Problem statement: Collect every line below that contains the word "color".

Supplied material:
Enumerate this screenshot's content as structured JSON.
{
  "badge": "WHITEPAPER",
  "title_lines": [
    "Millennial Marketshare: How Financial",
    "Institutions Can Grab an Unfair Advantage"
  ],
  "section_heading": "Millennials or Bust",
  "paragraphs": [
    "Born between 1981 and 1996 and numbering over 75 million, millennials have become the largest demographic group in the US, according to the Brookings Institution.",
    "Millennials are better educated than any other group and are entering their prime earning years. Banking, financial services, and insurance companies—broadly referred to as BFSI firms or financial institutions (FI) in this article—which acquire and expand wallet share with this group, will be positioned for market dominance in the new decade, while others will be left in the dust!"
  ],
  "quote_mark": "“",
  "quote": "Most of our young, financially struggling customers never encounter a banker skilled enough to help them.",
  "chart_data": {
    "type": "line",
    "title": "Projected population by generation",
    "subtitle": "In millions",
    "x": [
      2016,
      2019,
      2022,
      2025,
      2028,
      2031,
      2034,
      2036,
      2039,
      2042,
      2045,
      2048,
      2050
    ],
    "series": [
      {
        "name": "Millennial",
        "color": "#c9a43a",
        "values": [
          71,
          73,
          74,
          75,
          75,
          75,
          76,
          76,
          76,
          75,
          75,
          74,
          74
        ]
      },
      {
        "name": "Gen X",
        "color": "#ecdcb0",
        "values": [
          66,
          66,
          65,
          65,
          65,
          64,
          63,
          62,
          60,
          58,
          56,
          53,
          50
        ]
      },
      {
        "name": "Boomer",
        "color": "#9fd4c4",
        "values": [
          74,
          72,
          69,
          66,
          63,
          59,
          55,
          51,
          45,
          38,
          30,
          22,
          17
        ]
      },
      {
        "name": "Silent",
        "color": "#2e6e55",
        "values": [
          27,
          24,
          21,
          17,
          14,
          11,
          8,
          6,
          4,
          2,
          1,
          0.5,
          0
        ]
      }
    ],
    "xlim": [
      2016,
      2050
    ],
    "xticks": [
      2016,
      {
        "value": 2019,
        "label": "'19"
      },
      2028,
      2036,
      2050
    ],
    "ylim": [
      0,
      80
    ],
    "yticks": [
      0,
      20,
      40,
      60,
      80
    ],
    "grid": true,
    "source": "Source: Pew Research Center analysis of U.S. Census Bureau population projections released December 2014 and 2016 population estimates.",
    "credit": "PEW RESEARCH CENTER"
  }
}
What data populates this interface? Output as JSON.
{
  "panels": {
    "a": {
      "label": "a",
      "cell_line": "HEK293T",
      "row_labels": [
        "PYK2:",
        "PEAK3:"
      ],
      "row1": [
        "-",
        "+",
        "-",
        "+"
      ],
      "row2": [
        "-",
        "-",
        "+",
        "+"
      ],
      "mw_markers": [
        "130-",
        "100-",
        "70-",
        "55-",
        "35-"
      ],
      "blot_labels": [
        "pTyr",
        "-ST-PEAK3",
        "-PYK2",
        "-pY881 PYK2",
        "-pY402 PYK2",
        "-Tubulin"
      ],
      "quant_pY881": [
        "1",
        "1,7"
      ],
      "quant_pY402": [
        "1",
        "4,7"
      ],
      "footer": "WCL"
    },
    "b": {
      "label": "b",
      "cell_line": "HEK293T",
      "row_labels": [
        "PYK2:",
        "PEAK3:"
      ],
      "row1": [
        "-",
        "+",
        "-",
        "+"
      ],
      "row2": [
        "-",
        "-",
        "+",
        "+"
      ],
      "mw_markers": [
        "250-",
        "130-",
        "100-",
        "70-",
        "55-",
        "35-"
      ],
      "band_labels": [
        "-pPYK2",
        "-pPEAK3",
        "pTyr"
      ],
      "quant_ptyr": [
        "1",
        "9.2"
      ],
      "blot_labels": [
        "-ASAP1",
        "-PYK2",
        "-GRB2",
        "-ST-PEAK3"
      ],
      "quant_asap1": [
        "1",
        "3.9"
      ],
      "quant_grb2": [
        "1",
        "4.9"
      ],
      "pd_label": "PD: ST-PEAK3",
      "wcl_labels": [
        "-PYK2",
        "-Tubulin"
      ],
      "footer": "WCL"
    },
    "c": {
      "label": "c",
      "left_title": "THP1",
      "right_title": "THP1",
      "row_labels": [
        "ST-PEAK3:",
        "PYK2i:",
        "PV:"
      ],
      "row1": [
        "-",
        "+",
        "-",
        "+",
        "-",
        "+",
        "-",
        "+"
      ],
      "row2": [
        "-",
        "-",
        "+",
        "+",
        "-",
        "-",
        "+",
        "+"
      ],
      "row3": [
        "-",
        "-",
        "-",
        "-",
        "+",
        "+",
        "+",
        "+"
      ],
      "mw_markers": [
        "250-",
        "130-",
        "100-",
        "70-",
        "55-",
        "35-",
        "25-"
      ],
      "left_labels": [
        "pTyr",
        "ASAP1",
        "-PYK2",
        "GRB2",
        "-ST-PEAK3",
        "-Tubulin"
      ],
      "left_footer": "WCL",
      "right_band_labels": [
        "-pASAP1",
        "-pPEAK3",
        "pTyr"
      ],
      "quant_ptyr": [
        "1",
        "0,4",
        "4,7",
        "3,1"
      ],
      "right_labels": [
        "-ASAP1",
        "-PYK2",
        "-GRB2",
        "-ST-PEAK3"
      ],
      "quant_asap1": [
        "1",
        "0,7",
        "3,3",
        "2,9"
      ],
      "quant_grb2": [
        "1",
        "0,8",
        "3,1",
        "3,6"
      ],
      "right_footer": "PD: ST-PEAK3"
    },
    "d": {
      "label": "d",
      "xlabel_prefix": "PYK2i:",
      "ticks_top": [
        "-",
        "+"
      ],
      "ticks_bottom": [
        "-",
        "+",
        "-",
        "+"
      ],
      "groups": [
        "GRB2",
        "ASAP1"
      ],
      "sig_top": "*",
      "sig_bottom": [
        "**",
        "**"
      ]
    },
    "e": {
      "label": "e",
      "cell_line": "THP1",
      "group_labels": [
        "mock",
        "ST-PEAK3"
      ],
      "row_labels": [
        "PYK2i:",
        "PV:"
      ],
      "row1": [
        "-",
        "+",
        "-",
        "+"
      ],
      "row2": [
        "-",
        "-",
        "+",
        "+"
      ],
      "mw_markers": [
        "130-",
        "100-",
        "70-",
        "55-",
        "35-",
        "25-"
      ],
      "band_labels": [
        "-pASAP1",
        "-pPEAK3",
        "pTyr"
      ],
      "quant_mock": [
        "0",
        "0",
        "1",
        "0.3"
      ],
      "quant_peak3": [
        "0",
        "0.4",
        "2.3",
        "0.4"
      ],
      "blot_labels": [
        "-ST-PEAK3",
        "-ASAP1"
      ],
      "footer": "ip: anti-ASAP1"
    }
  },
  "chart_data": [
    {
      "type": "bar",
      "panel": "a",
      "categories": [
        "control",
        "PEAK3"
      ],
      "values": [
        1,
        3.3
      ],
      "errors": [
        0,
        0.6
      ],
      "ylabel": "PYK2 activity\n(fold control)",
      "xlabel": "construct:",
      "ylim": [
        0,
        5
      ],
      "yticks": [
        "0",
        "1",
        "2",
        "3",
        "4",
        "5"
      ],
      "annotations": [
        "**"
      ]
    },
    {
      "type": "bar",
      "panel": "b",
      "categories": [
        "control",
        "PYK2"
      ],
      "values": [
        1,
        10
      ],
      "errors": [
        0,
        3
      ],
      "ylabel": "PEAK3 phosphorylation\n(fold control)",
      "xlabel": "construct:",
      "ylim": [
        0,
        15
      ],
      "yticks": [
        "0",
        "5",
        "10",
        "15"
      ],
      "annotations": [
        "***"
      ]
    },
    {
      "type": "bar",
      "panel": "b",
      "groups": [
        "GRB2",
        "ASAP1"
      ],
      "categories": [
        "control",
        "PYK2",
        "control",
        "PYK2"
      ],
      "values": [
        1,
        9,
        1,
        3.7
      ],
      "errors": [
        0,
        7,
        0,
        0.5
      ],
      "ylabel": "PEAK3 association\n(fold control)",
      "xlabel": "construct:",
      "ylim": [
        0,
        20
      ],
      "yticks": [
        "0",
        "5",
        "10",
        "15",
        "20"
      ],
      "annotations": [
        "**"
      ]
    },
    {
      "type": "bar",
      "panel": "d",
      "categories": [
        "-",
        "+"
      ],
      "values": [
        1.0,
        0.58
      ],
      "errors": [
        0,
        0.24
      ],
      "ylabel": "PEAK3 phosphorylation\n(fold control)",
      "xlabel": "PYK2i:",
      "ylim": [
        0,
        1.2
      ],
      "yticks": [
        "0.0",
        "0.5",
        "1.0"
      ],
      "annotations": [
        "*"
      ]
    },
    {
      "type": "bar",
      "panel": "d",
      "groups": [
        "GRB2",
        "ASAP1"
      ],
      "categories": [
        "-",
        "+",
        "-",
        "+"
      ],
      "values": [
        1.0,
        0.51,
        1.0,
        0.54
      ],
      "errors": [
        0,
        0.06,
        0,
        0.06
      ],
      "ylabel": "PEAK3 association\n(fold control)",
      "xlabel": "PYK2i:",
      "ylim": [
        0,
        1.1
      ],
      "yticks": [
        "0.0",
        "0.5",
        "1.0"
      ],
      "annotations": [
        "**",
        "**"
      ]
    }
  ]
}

Output for this exercise:
        "color": "#c9a43a",
        "color": "#ecdcb0",
        "color": "#9fd4c4",
        "color": "#2e6e55",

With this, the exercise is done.